[WORK REQUIRED]
Wherever the word "System" shows up in a line, please copy that line.
::: PROVIDED INFORMATION
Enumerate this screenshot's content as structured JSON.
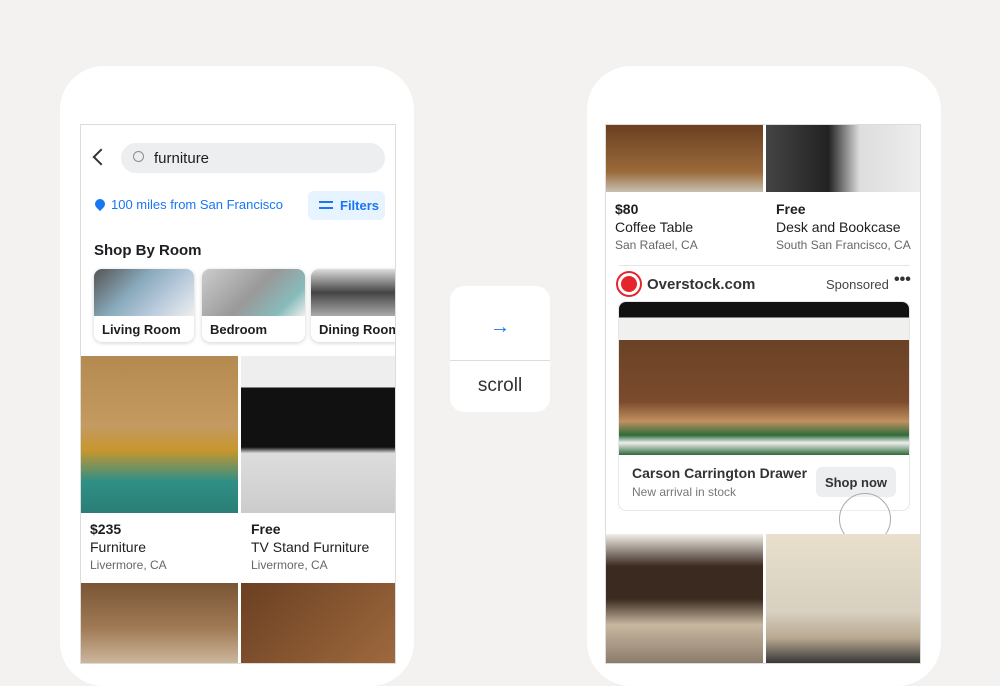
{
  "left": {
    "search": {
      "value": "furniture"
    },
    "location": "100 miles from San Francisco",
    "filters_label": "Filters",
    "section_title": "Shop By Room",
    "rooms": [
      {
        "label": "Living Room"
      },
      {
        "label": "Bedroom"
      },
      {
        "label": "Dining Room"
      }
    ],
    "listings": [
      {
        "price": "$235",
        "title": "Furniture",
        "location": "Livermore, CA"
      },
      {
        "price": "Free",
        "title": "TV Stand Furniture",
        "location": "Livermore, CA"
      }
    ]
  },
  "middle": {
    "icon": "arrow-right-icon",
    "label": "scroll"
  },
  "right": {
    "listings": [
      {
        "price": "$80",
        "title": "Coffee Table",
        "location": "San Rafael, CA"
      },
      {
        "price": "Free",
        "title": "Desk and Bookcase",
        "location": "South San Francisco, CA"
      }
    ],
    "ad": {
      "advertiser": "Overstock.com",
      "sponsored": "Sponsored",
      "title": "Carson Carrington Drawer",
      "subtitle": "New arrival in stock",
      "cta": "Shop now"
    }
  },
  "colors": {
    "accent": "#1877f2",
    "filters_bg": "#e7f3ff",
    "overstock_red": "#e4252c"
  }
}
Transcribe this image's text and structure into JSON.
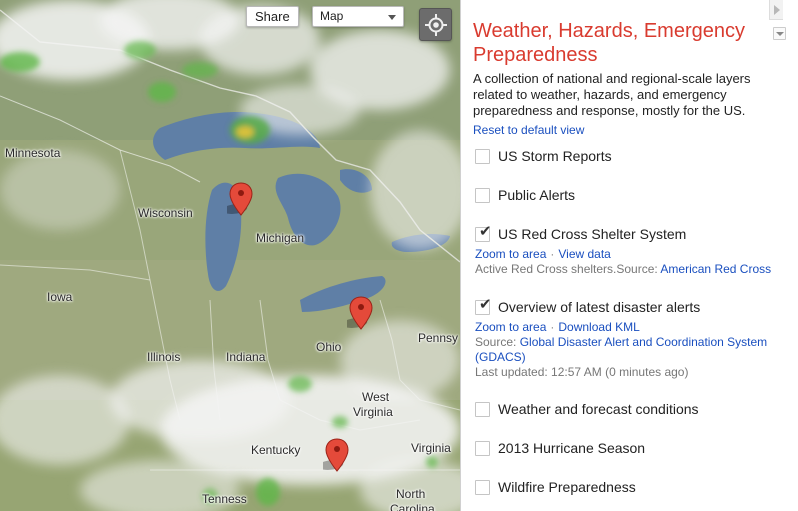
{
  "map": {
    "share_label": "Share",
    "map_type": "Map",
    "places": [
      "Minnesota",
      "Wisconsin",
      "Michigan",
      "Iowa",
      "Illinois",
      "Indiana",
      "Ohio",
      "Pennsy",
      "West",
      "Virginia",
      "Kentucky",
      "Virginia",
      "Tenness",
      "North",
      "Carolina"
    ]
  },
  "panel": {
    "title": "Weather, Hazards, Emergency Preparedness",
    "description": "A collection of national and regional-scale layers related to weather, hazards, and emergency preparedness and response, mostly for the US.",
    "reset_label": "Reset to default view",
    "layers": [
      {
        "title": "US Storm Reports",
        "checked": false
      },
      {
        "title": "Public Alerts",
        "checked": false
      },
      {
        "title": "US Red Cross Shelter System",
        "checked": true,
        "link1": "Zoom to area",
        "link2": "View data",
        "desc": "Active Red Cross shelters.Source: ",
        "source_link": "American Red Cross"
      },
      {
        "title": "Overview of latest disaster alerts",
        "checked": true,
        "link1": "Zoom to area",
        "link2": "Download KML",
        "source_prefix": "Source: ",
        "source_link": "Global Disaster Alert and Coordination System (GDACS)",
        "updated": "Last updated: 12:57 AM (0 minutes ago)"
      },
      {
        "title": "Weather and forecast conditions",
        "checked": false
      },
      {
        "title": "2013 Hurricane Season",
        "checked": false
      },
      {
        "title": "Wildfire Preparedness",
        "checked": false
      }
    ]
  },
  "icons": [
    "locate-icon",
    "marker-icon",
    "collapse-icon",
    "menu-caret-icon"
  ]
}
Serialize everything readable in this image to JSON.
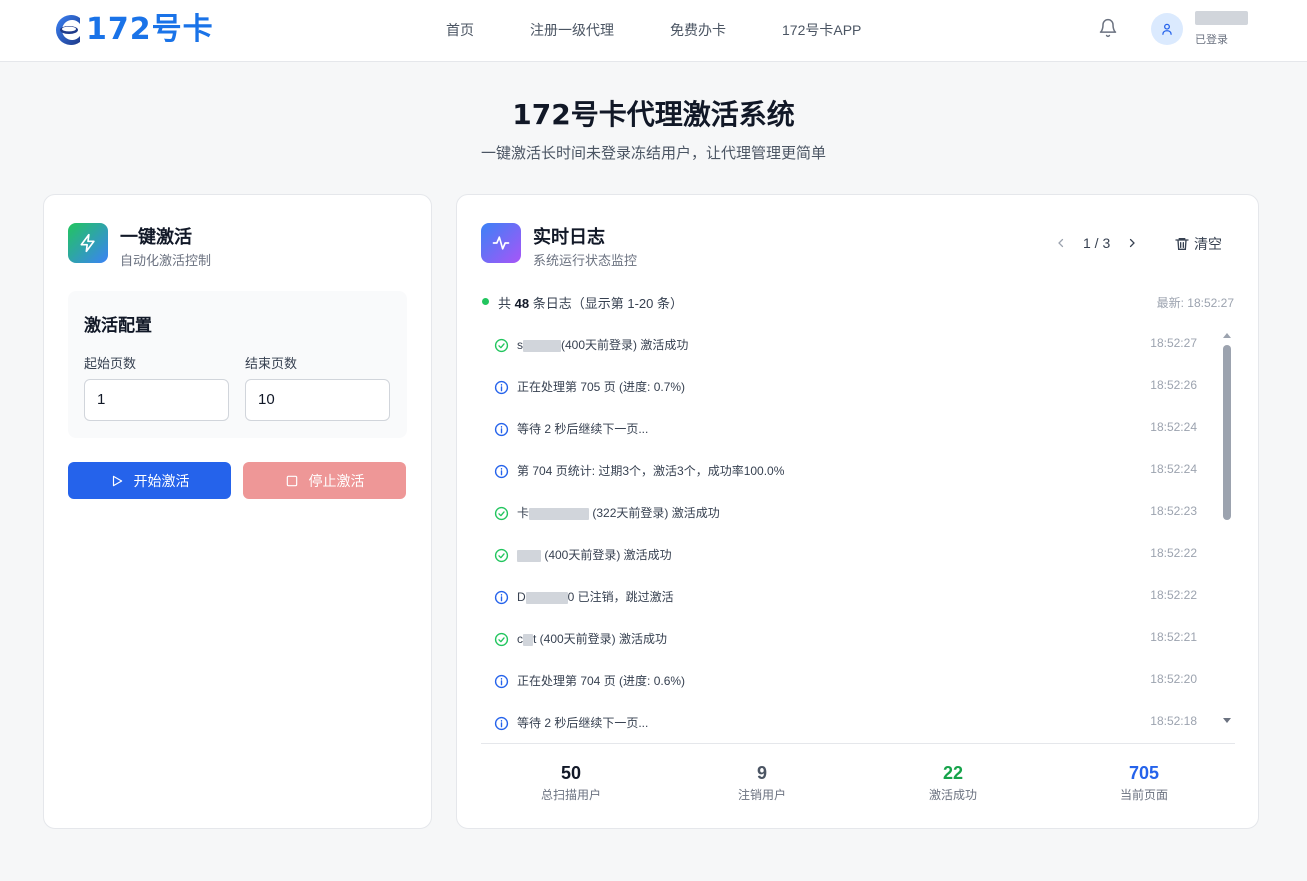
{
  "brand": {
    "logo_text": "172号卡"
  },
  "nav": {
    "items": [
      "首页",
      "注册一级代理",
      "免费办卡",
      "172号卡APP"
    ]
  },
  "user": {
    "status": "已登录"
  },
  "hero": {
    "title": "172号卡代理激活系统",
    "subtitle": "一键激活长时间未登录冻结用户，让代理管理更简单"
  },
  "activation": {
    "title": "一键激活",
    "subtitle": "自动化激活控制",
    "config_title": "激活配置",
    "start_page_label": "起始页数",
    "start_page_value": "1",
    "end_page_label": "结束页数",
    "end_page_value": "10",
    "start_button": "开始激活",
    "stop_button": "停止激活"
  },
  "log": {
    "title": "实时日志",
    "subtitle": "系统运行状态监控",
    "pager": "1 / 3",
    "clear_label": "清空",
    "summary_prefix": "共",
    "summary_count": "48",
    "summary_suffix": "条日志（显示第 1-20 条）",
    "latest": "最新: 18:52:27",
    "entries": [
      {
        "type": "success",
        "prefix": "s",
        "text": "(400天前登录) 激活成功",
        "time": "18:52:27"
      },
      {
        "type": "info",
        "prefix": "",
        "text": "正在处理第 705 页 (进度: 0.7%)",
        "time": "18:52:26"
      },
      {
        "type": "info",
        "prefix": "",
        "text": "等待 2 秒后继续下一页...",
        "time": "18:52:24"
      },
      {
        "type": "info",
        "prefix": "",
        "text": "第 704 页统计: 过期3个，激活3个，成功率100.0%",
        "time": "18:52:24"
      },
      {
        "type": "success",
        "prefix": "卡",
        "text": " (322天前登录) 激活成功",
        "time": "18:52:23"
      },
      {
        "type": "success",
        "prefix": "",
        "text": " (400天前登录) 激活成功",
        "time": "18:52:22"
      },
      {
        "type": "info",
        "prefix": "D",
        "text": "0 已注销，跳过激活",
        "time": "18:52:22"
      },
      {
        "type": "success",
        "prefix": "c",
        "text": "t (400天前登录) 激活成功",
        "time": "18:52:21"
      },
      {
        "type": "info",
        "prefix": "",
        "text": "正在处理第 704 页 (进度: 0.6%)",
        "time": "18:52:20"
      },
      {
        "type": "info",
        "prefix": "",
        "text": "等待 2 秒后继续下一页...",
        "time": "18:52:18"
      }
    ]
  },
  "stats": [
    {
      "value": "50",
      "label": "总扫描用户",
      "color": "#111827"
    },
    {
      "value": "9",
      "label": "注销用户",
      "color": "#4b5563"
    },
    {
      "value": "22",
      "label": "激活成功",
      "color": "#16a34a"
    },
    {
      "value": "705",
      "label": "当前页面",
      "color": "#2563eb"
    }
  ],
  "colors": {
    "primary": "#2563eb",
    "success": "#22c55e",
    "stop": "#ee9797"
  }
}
::::::
[TASK RESULT]
        "title": "US Red Cross Shelter System",
        "source_link": "Global Disaster Alert and Coordination System (GDACS)",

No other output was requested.